= PROMPT =
For each line of the data below that holds "meta", copy the line.

= RECORDS FOR THE EXERCISE =
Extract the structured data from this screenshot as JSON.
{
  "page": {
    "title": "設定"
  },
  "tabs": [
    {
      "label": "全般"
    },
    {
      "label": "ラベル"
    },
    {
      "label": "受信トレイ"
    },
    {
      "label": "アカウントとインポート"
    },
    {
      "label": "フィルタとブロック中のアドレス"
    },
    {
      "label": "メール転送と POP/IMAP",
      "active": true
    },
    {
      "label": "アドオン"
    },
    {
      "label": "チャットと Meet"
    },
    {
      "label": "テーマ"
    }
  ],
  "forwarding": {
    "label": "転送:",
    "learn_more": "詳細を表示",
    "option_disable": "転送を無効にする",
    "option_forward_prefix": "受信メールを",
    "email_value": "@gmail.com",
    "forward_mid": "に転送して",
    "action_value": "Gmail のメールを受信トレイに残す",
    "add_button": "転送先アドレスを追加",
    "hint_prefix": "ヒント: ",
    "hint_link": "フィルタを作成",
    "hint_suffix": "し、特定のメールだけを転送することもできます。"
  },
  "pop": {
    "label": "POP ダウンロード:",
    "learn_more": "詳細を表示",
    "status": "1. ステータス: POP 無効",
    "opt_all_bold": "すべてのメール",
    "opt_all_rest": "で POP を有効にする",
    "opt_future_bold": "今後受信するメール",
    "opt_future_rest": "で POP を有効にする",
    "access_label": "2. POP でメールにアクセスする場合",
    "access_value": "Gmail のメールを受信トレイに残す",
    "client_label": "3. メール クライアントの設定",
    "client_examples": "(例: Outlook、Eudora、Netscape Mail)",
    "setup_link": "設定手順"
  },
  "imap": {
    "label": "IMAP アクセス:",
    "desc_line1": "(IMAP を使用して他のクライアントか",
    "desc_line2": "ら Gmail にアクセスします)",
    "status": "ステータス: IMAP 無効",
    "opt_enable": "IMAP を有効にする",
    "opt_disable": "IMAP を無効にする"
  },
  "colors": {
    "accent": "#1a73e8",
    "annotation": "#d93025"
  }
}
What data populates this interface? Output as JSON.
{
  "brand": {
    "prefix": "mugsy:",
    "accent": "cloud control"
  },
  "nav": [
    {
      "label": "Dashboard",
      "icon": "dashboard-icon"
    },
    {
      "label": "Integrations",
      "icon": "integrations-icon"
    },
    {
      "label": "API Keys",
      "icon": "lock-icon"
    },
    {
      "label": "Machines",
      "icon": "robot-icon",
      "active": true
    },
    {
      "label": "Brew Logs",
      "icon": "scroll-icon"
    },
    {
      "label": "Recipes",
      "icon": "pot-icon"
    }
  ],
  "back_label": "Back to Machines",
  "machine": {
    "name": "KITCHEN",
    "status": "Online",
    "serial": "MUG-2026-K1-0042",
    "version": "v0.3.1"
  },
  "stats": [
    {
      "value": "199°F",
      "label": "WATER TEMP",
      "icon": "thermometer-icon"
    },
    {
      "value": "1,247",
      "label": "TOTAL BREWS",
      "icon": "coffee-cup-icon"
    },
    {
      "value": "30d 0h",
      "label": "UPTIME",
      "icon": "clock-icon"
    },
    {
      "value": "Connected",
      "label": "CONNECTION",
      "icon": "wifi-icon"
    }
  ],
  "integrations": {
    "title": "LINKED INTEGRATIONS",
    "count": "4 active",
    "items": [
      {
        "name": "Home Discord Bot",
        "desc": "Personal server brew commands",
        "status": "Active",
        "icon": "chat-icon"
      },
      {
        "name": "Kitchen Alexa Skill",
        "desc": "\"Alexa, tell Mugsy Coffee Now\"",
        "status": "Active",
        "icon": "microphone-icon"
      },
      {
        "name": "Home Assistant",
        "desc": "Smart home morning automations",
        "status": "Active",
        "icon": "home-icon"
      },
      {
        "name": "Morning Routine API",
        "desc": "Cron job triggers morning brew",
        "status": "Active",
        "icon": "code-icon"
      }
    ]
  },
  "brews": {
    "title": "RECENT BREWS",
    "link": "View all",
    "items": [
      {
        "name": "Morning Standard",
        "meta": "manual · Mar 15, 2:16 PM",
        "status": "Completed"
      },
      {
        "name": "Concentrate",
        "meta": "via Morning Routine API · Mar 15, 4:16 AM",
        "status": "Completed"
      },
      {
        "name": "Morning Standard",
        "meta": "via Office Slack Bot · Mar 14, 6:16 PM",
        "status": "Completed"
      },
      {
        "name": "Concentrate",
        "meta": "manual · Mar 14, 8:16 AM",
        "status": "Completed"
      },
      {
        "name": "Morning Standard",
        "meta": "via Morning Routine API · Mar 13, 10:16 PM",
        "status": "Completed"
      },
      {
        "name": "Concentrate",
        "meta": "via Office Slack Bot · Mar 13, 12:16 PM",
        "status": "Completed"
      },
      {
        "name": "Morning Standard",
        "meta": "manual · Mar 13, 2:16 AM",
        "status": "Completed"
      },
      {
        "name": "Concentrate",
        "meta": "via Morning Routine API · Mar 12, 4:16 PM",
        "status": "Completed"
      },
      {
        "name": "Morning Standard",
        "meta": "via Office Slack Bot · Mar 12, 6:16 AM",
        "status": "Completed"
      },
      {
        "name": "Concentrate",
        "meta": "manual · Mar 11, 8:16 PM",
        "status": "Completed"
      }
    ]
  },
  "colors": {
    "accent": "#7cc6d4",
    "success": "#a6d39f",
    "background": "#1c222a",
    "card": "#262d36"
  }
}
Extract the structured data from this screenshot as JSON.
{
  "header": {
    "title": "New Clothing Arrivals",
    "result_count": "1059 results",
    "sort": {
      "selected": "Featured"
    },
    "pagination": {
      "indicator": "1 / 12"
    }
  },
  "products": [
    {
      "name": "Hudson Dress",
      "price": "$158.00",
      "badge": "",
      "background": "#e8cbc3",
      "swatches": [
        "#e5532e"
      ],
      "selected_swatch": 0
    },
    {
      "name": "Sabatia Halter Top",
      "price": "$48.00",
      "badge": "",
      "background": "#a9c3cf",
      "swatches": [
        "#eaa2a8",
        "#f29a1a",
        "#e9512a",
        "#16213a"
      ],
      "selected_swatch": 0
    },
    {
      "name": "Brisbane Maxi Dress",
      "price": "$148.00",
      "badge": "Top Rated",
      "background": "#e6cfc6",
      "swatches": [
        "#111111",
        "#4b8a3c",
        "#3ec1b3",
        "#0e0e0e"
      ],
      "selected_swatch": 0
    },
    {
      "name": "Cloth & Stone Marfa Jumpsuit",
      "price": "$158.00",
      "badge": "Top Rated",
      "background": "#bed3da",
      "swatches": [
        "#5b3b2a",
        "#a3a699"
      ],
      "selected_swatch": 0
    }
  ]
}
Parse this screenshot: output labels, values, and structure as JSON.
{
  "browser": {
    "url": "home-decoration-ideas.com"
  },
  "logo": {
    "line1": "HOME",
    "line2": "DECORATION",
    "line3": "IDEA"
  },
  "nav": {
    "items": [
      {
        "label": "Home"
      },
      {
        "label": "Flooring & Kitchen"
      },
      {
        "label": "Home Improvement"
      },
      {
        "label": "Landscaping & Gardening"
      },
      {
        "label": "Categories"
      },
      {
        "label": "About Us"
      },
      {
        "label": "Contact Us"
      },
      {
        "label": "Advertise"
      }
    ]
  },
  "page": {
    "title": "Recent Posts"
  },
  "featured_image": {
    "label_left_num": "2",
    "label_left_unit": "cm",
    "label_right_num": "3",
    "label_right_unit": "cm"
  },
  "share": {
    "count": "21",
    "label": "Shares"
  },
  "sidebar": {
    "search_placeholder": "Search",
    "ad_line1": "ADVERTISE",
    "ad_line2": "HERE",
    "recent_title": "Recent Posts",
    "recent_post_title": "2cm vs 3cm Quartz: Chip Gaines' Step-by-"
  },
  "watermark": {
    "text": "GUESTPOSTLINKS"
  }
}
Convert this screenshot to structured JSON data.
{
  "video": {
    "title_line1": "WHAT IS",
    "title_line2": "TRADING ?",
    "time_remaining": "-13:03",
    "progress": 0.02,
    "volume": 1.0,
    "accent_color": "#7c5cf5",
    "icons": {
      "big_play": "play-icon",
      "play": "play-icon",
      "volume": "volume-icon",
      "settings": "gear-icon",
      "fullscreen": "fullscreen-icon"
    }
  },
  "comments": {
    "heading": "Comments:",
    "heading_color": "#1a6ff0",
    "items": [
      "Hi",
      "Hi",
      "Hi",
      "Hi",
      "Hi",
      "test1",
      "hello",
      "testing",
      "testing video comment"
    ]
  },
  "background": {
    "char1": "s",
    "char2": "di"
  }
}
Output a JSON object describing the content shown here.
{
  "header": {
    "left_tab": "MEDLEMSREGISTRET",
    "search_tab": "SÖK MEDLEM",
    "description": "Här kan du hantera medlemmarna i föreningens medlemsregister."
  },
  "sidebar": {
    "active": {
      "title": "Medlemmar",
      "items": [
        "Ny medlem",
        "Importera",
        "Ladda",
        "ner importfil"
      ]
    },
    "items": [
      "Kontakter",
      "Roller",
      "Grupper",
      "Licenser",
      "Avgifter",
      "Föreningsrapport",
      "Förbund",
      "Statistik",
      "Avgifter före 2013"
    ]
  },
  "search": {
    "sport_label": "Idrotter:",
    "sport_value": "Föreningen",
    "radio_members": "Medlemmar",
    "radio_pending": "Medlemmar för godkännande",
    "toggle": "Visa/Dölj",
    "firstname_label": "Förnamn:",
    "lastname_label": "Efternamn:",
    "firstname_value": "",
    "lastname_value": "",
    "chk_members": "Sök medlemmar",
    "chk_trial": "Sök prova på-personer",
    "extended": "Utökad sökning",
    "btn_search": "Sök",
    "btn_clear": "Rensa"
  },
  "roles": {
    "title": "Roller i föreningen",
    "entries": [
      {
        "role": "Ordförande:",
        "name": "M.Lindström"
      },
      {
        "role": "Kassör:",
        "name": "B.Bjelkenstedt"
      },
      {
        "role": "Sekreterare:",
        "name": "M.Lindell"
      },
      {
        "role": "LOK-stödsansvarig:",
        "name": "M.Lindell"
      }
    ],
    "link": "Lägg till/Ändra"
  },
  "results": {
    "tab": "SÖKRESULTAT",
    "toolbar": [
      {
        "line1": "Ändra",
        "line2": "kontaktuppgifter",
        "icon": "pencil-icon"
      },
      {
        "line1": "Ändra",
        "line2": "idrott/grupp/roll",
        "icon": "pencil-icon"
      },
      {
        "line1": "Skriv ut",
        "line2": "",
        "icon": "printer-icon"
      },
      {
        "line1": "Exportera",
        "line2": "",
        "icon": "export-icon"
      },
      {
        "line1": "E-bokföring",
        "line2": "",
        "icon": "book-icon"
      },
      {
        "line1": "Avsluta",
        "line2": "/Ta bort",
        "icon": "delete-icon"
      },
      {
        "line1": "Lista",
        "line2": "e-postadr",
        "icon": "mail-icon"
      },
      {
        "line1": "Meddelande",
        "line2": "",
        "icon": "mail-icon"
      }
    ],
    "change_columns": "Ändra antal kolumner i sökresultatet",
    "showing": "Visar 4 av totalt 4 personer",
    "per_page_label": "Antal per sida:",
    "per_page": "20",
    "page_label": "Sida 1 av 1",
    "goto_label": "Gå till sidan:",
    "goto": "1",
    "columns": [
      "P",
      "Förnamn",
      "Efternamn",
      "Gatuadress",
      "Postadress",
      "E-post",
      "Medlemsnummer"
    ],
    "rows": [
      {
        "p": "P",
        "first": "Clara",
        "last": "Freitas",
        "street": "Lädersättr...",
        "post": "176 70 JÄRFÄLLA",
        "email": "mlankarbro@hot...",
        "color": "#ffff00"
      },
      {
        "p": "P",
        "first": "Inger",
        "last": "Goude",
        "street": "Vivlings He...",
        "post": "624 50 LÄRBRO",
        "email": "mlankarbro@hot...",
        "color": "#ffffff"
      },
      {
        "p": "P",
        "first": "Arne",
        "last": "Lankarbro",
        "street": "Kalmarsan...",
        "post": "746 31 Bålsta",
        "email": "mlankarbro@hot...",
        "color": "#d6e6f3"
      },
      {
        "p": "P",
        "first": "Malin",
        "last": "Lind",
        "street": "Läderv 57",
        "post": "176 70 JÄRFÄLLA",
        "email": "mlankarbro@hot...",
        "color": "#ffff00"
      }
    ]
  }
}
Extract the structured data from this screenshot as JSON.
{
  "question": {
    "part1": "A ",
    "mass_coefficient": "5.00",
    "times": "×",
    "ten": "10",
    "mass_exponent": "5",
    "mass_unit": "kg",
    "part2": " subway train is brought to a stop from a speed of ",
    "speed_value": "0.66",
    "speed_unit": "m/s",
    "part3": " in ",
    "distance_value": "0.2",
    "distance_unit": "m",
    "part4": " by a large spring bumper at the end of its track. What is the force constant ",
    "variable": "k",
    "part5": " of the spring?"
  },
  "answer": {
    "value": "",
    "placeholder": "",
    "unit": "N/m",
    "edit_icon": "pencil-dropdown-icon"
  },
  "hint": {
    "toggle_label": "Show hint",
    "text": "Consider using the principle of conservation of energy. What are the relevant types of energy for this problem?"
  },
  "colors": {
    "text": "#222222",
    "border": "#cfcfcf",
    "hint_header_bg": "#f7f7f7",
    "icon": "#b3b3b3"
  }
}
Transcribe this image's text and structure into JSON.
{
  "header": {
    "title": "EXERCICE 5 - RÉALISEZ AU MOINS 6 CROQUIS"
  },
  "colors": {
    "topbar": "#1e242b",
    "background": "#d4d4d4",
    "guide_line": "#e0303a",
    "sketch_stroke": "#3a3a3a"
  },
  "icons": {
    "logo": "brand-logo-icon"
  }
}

= TASK RESULT =
        "meta": "manual · Mar 15, 2:16 PM",
        "meta": "via Morning Routine API · Mar 15, 4:16 AM",
        "meta": "via Office Slack Bot · Mar 14, 6:16 PM",
        "meta": "manual · Mar 14, 8:16 AM",
        "meta": "via Morning Routine API · Mar 13, 10:16 PM",
        "meta": "via Office Slack Bot · Mar 13, 12:16 PM",
        "meta": "manual · Mar 13, 2:16 AM",
        "meta": "via Morning Routine API · Mar 12, 4:16 PM",
        "meta": "via Office Slack Bot · Mar 12, 6:16 AM",
        "meta": "manual · Mar 11, 8:16 PM",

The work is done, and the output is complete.